Pick out all lines of the entries that include the word "автомобильным" and copy them.

Extracted records:
☆ ☆ ☆ ☆

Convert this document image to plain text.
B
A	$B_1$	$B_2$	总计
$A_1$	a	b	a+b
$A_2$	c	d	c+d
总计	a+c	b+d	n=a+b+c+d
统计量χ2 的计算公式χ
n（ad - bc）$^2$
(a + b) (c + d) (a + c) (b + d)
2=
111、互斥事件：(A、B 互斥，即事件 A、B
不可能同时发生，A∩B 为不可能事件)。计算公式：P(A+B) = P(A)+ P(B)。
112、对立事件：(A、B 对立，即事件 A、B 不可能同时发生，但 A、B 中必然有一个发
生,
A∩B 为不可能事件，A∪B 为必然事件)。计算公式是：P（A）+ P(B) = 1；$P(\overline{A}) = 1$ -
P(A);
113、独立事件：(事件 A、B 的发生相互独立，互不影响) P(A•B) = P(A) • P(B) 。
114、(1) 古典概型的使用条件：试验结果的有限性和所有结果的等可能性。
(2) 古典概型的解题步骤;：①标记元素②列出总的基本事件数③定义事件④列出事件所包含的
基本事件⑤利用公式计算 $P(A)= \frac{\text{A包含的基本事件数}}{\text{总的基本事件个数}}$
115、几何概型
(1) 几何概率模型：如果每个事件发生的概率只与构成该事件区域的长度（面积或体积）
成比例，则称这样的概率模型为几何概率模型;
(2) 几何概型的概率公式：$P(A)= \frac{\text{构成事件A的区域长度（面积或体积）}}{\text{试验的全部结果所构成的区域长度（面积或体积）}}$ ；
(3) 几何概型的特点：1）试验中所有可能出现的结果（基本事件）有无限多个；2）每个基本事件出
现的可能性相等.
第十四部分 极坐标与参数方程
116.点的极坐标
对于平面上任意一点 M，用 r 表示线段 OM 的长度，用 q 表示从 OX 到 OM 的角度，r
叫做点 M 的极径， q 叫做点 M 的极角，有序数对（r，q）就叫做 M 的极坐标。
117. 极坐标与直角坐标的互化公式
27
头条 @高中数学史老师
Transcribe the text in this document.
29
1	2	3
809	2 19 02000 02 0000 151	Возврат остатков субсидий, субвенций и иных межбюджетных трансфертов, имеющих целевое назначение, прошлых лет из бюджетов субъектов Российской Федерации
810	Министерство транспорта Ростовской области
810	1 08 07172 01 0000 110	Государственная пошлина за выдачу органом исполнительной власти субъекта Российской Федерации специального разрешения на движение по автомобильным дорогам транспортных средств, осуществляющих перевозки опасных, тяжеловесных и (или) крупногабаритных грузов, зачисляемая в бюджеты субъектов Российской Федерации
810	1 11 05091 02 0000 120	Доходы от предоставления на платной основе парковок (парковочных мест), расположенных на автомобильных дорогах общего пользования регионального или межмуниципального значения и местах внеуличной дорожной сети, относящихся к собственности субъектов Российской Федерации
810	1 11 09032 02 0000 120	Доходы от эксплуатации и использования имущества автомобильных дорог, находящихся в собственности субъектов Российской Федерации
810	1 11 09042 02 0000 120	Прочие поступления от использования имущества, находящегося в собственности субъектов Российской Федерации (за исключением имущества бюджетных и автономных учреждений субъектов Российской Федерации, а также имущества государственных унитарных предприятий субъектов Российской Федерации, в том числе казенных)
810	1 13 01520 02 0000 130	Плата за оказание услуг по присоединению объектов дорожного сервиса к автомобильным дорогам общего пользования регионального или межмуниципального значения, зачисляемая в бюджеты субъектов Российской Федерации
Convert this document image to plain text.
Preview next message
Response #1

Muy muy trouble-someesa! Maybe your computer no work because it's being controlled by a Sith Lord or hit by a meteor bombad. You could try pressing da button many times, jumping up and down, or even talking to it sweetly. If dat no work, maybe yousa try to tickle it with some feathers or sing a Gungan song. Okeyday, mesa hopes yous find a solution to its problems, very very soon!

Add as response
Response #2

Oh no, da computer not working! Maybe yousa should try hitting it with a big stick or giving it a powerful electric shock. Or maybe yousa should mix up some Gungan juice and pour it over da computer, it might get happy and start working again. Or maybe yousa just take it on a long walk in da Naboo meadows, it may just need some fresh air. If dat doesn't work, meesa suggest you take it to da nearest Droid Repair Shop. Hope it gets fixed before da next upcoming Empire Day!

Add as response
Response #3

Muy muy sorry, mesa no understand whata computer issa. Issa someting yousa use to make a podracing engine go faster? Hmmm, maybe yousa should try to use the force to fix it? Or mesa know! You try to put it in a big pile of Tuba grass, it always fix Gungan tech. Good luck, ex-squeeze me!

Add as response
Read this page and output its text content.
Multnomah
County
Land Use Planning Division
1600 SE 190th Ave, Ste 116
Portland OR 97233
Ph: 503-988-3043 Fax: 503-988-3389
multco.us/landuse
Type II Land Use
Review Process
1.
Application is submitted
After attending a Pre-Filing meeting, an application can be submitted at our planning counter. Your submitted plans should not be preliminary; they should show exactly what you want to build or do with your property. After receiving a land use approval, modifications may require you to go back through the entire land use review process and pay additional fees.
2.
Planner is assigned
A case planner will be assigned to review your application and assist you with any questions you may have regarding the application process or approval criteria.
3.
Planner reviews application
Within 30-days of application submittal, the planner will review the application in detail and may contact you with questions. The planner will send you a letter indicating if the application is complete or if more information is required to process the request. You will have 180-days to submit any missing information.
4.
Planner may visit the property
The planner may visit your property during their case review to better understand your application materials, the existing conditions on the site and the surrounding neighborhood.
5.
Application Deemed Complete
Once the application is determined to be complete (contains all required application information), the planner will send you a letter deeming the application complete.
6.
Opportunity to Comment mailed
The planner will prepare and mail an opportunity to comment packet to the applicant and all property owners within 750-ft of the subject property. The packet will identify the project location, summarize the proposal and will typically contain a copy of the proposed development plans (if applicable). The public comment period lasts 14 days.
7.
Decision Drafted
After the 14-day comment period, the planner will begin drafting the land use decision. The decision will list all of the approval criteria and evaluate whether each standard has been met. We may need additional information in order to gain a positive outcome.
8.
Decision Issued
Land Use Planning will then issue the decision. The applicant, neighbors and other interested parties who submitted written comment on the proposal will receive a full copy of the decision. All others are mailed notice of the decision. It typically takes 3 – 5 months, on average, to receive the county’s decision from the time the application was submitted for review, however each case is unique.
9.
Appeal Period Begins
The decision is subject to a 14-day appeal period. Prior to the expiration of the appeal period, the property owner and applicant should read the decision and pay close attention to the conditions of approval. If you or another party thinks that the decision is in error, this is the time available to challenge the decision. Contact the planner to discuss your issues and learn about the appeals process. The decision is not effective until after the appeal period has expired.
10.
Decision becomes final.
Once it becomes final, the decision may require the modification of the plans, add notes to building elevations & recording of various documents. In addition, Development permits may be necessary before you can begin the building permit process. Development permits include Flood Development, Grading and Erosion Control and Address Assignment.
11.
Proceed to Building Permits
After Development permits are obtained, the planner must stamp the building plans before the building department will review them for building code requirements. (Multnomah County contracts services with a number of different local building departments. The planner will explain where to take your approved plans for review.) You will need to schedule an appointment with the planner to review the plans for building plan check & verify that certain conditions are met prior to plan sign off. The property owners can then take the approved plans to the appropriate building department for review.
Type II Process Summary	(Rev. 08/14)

☆ ☆ ☆ ☆

WRITTEN RESPONSE:
810	1 08 07172 01 0000 110	Государственная пошлина за выдачу органом исполнительной власти субъекта Российской Федерации специального разрешения на движение по автомобильным дорогам транспортных средств, осуществляющих перевозки опасных, тяжеловесных и (или) крупногабаритных грузов, зачисляемая в бюджеты субъектов Российской Федерации
810	1 13 01520 02 0000 130	Плата за оказание услуг по присоединению объектов дорожного сервиса к автомобильным дорогам общего пользования регионального или межмуниципального значения, зачисляемая в бюджеты субъектов Российской Федерации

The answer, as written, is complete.